> _TAREAS_:
A) Según el fragmento sobre la fidelidad, ¿qué sacramento es el de la excesiva "fidelidad" de Dios?
B) Reescribe el pasaje del fragmento sobre la fidelidad que comienza en "El que viola" y termina en "su fidelísimo amor.", con "repudio" sustituido por "rechazo".

------ FRAGMENTO SELECCIONADO

Así pues, la acción amorosa de Dios sobre nosotros nos fuerza a la fidelidad; a la fidelidad, en primer lugar con nuestro Creador, que nos ha dado todo el ser. El amor de Cristo redentor nos solicita con su gracia a mostrarle nuestra fidelidad y gratitud con su seguimiento. El amor de que somos objeto, el mismo ser que hemos recibido, empeña y compromete esencialmente nuestra fidelidad con nuestro Señor y nuestro Padre.
2. La fidelidad, exigencia de los sacramentos
Conforme a lo dicho, son sobre todo los sacramentos los que establecen una profunda y esencial relación de fidelidad entre Cristo y el cristiano, y entre el cristiano y la Iglesia y todos sus miembros. La válida recepción de los santos sacramentos es como la voz recreadora de Cristo que nos habla por la Iglesia y solicita nuestra fidelidad; pero dicha recepción es, por parte nuestra, larespuesta que ofrece fidelidad a Cristo y a la Iglesia; y es respuesta que no se extingue con el sonido de las palabras, sino que, para ligarnos siempre, se prolonga en el ser divino que los sacramentos depositan en nosotros.
Las promesas formales hechas en el bautismo expresan elocuentemente las nuevas relaciones que se establecen entre Cristo y el bautizado, y que imponen la fidelidad. El carácter y la gracia bautismales, con el lenguaje mudo de su propio ser, nos inculcan la fidelidad en el servicio de Cristo y de la Iglesia. Con la recepción de la confirmación se ahonda y extiende aquel pacto de fidelidad, que ahora es necesario mantener mediante un servicio activo en el reino de Dios.
La promesa verbal de servicio y obediencia a Cristo y a la Iglesia emitida .por el que es ordenado sacerdote, no es más que el eco sensible de lo que exige esencialmente el "carácter" sacerdotal libremente recibido, el cual dedica, por sí, al servicio del sumo sacerdote, Cristo nuestro Señor, y de su esposa sacerdotal, la Iglesia.
El que viola gravemente las promesas bautismales o sacerdotales, no sólo falta a la palabra, sino que se pone en contradicción con su propio ser y abandona su bandera, a pesar de llevar grabada al fuego la marca que lo obliga a la fidelidad. Si las infidelidades del que ha sido agraciado con las prendas de la divina fidelidad no provocan el repudio definitivo, se debe a que ladivina fidelidad está muy por encima de lo que son capaces de pensar los hombres, pues Dios no se arrepiente de sus dones, ni se cansa de llamar a conversión y a un nuevo pacto, mediante sus continuados dones, y el constante suministro de su gracia, fruto de su fidelísimo amor.
Precisamente el sacramento de penitencia es el sacramento de la excesiva "fidelidad" de Dios, que no abandona nunca la voluntad de salvar a su servidor infiel, rehabilitándolo siempre y reanudando sin cansarse los lazos de la fidelidad. El "buen propósito" de la penitencia renueva la jura de bandera y dobla la obligación de la fidelidad, en razón de la gratitud debida a Cristo por su fidelidad, a pesar de la infidelidad nuestra.

------------
------ DATOS

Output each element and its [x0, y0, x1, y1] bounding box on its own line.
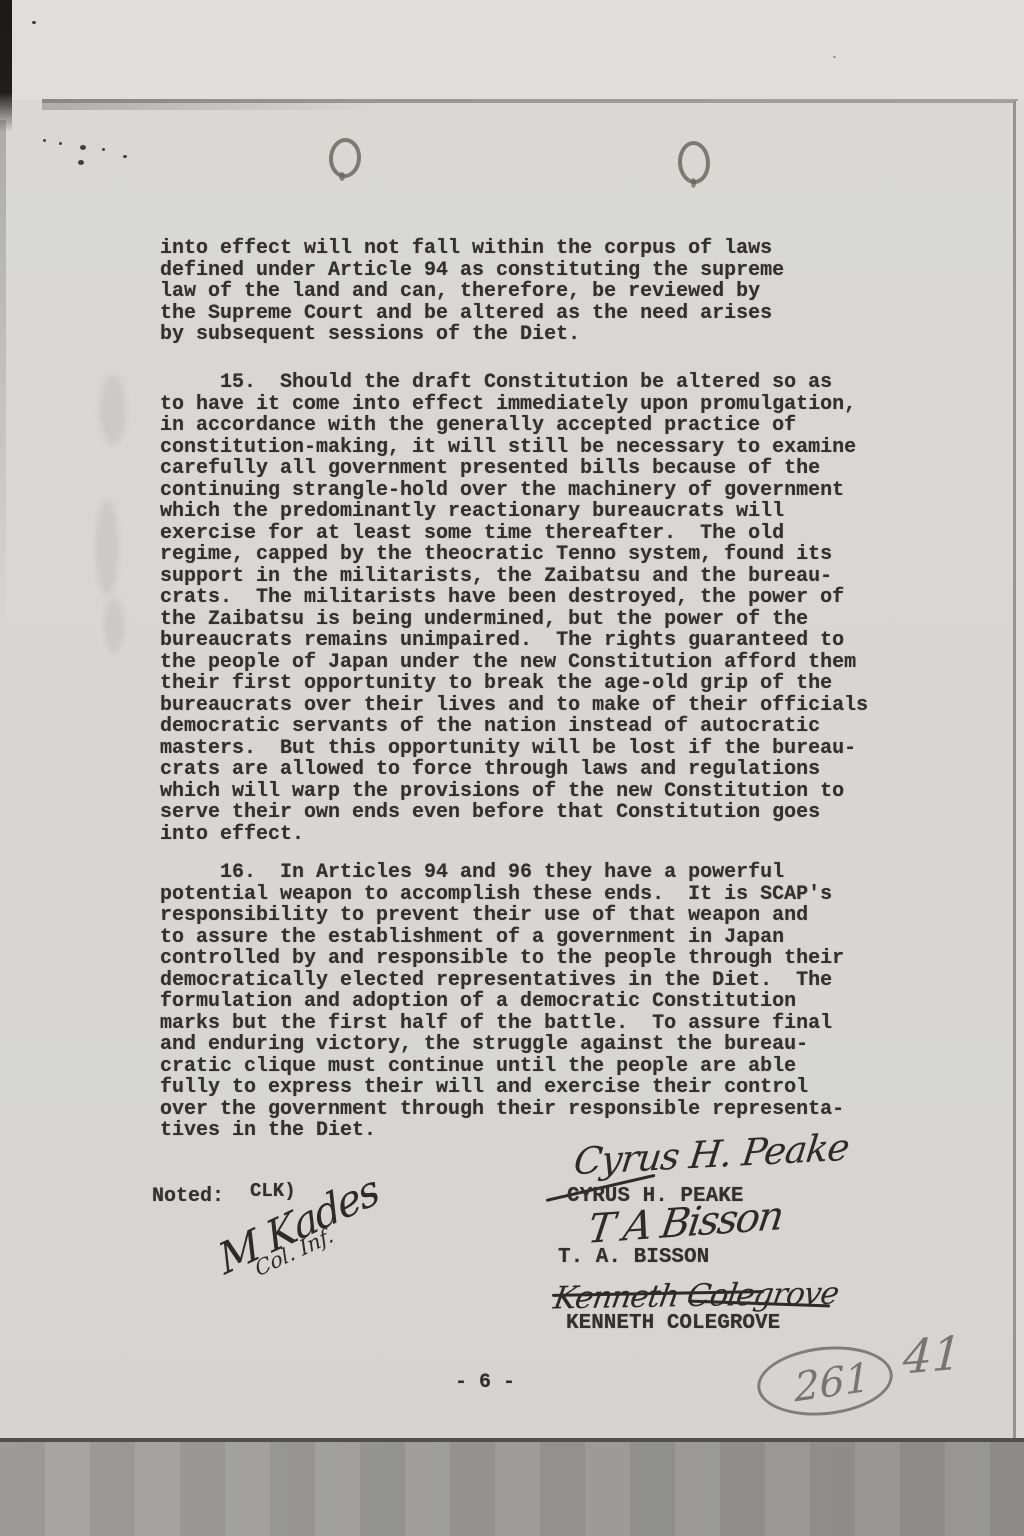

------------

> _RESPUESTAS POR TAREA_:
A) El sacramento de penitencia.

B)
El que viola gravemente las promesas bautismales o sacerdotales, no sólo falta a la palabra, sino que se pone en contradicción con su propio ser y abandona su bandera, a pesar de llevar grabada al fuego la marca que lo obliga a la fidelidad. Si las infidelidades del que ha sido agraciado con las prendas de la divina fidelidad no provocan el rechazo definitivo, se debe a que ladivina fidelidad está muy por encima de lo que son capaces de pensar los hombres, pues Dios no se arrepiente de sus dones, ni se cansa de llamar a conversión y a un nuevo pacto, mediante sus continuados dones, y el constante suministro de su gracia, fruto de su fidelísimo amor.